# start of Data lines

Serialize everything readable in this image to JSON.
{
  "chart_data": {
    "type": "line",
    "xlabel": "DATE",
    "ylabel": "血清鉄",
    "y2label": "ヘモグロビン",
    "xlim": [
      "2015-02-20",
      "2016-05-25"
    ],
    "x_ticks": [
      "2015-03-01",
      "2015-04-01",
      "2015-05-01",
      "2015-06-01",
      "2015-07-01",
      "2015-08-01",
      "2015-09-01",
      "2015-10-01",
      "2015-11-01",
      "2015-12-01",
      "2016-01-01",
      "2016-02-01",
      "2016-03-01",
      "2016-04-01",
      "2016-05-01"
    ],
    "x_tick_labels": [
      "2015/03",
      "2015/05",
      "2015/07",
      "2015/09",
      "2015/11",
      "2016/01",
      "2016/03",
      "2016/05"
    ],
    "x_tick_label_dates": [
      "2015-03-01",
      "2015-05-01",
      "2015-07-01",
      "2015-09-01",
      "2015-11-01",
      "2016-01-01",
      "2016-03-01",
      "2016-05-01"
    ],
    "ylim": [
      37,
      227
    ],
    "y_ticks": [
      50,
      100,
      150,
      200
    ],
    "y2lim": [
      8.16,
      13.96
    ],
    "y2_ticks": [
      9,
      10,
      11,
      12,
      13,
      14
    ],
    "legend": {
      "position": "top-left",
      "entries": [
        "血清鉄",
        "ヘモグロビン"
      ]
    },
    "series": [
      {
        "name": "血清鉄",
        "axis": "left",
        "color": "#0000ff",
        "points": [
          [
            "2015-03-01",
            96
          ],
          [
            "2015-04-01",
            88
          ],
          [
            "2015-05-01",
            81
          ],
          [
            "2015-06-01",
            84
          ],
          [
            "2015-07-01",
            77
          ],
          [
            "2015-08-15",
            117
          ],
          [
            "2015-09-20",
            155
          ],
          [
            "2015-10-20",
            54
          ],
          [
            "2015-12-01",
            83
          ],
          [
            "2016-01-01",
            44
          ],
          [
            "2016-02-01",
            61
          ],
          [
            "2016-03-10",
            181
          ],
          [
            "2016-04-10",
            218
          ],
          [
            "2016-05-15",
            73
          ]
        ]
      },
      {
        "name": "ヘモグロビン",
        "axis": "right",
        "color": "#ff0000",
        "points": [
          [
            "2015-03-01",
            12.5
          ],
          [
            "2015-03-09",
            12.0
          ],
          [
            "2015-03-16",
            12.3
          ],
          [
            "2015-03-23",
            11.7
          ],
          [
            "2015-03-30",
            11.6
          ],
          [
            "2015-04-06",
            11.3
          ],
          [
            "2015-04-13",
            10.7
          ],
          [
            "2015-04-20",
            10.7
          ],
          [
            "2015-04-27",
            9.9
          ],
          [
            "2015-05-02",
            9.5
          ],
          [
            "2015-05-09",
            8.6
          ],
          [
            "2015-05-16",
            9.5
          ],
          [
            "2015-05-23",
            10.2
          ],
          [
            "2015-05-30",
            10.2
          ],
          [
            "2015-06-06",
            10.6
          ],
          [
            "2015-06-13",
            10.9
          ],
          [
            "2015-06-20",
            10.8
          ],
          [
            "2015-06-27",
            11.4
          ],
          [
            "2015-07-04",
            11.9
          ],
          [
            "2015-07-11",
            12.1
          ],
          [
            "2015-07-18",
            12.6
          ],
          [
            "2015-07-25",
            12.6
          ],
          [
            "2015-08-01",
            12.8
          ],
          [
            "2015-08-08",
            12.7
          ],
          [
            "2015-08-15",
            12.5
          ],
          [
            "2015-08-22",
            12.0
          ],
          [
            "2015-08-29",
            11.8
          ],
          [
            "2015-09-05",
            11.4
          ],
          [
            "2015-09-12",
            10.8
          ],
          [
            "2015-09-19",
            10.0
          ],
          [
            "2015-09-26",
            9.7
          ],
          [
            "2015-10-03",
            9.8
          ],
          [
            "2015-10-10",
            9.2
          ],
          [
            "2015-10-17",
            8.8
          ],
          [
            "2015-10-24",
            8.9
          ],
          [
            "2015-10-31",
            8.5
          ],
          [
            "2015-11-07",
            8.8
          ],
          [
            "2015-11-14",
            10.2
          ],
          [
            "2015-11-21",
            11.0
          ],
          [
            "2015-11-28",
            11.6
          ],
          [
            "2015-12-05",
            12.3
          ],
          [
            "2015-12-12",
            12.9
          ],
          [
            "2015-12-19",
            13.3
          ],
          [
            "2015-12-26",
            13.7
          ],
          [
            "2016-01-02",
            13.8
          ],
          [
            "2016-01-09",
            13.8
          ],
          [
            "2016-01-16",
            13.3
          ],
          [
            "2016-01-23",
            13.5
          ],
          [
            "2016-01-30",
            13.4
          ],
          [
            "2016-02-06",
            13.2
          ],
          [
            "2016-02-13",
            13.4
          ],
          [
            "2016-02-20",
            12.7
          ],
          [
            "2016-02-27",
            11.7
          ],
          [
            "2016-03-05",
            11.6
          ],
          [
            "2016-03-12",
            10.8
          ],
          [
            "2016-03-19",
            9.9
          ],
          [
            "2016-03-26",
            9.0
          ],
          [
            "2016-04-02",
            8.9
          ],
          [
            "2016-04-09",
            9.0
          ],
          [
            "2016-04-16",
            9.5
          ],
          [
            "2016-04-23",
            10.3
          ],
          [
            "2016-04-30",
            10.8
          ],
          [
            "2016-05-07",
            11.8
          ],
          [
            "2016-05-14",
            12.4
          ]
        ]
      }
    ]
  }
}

# end of Data lines

## What is being asked
Copy out the whole listing exactly as written.

## Expected output
Serialize everything readable in this image to JSON.
{
  "chart_data": {
    "type": "line",
    "xlabel": "DATE",
    "ylabel": "血清鉄",
    "y2label": "ヘモグロビン",
    "xlim": [
      "2015-02-20",
      "2016-05-25"
    ],
    "x_ticks": [
      "2015-03-01",
      "2015-04-01",
      "2015-05-01",
      "2015-06-01",
      "2015-07-01",
      "2015-08-01",
      "2015-09-01",
      "2015-10-01",
      "2015-11-01",
      "2015-12-01",
      "2016-01-01",
      "2016-02-01",
      "2016-03-01",
      "2016-04-01",
      "2016-05-01"
    ],
    "x_tick_labels": [
      "2015/03",
      "2015/05",
      "2015/07",
      "2015/09",
      "2015/11",
      "2016/01",
      "2016/03",
      "2016/05"
    ],
    "x_tick_label_dates": [
      "2015-03-01",
      "2015-05-01",
      "2015-07-01",
      "2015-09-01",
      "2015-11-01",
      "2016-01-01",
      "2016-03-01",
      "2016-05-01"
    ],
    "ylim": [
      37,
      227
    ],
    "y_ticks": [
      50,
      100,
      150,
      200
    ],
    "y2lim": [
      8.16,
      13.96
    ],
    "y2_ticks": [
      9,
      10,
      11,
      12,
      13,
      14
    ],
    "legend": {
      "position": "top-left",
      "entries": [
        "血清鉄",
        "ヘモグロビン"
      ]
    },
    "series": [
      {
        "name": "血清鉄",
        "axis": "left",
        "color": "#0000ff",
        "points": [
          [
            "2015-03-01",
            96
          ],
          [
            "2015-04-01",
            88
          ],
          [
            "2015-05-01",
            81
          ],
          [
            "2015-06-01",
            84
          ],
          [
            "2015-07-01",
            77
          ],
          [
            "2015-08-15",
            117
          ],
          [
            "2015-09-20",
            155
          ],
          [
            "2015-10-20",
            54
          ],
          [
            "2015-12-01",
            83
          ],
          [
            "2016-01-01",
            44
          ],
          [
            "2016-02-01",
            61
          ],
          [
            "2016-03-10",
            181
          ],
          [
            "2016-04-10",
            218
          ],
          [
            "2016-05-15",
            73
          ]
        ]
      },
      {
        "name": "ヘモグロビン",
        "axis": "right",
        "color": "#ff0000",
        "points": [
          [
            "2015-03-01",
            12.5
          ],
          [
            "2015-03-09",
            12.0
          ],
          [
            "2015-03-16",
            12.3
          ],
          [
            "2015-03-23",
            11.7
          ],
          [
            "2015-03-30",
            11.6
          ],
          [
            "2015-04-06",
            11.3
          ],
          [
            "2015-04-13",
            10.7
          ],
          [
            "2015-04-20",
            10.7
          ],
          [
            "2015-04-27",
            9.9
          ],
          [
            "2015-05-02",
            9.5
          ],
          [
            "2015-05-09",
            8.6
          ],
          [
            "2015-05-16",
            9.5
          ],
          [
            "2015-05-23",
            10.2
          ],
          [
            "2015-05-30",
            10.2
          ],
          [
            "2015-06-06",
            10.6
          ],
          [
            "2015-06-13",
            10.9
          ],
          [
            "2015-06-20",
            10.8
          ],
          [
            "2015-06-27",
            11.4
          ],
          [
            "2015-07-04",
            11.9
          ],
          [
            "2015-07-11",
            12.1
          ],
          [
            "2015-07-18",
            12.6
          ],
          [
            "2015-07-25",
            12.6
          ],
          [
            "2015-08-01",
            12.8
          ],
          [
            "2015-08-08",
            12.7
          ],
          [
            "2015-08-15",
            12.5
          ],
          [
            "2015-08-22",
            12.0
          ],
          [
            "2015-08-29",
            11.8
          ],
          [
            "2015-09-05",
            11.4
          ],
          [
            "2015-09-12",
            10.8
          ],
          [
            "2015-09-19",
            10.0
          ],
          [
            "2015-09-26",
            9.7
          ],
          [
            "2015-10-03",
            9.8
          ],
          [
            "2015-10-10",
            9.2
          ],
          [
            "2015-10-17",
            8.8
          ],
          [
            "2015-10-24",
            8.9
          ],
          [
            "2015-10-31",
            8.5
          ],
          [
            "2015-11-07",
            8.8
          ],
          [
            "2015-11-14",
            10.2
          ],
          [
            "2015-11-21",
            11.0
          ],
          [
            "2015-11-28",
            11.6
          ],
          [
            "2015-12-05",
            12.3
          ],
          [
            "2015-12-12",
            12.9
          ],
          [
            "2015-12-19",
            13.3
          ],
          [
            "2015-12-26",
            13.7
          ],
          [
            "2016-01-02",
            13.8
          ],
          [
            "2016-01-09",
            13.8
          ],
          [
            "2016-01-16",
            13.3
          ],
          [
            "2016-01-23",
            13.5
          ],
          [
            "2016-01-30",
            13.4
          ],
          [
            "2016-02-06",
            13.2
          ],
          [
            "2016-02-13",
            13.4
          ],
          [
            "2016-02-20",
            12.7
          ],
          [
            "2016-02-27",
            11.7
          ],
          [
            "2016-03-05",
            11.6
          ],
          [
            "2016-03-12",
            10.8
          ],
          [
            "2016-03-19",
            9.9
          ],
          [
            "2016-03-26",
            9.0
          ],
          [
            "2016-04-02",
            8.9
          ],
          [
            "2016-04-09",
            9.0
          ],
          [
            "2016-04-16",
            9.5
          ],
          [
            "2016-04-23",
            10.3
          ],
          [
            "2016-04-30",
            10.8
          ],
          [
            "2016-05-07",
            11.8
          ],
          [
            "2016-05-14",
            12.4
          ]
        ]
      }
    ]
  }
}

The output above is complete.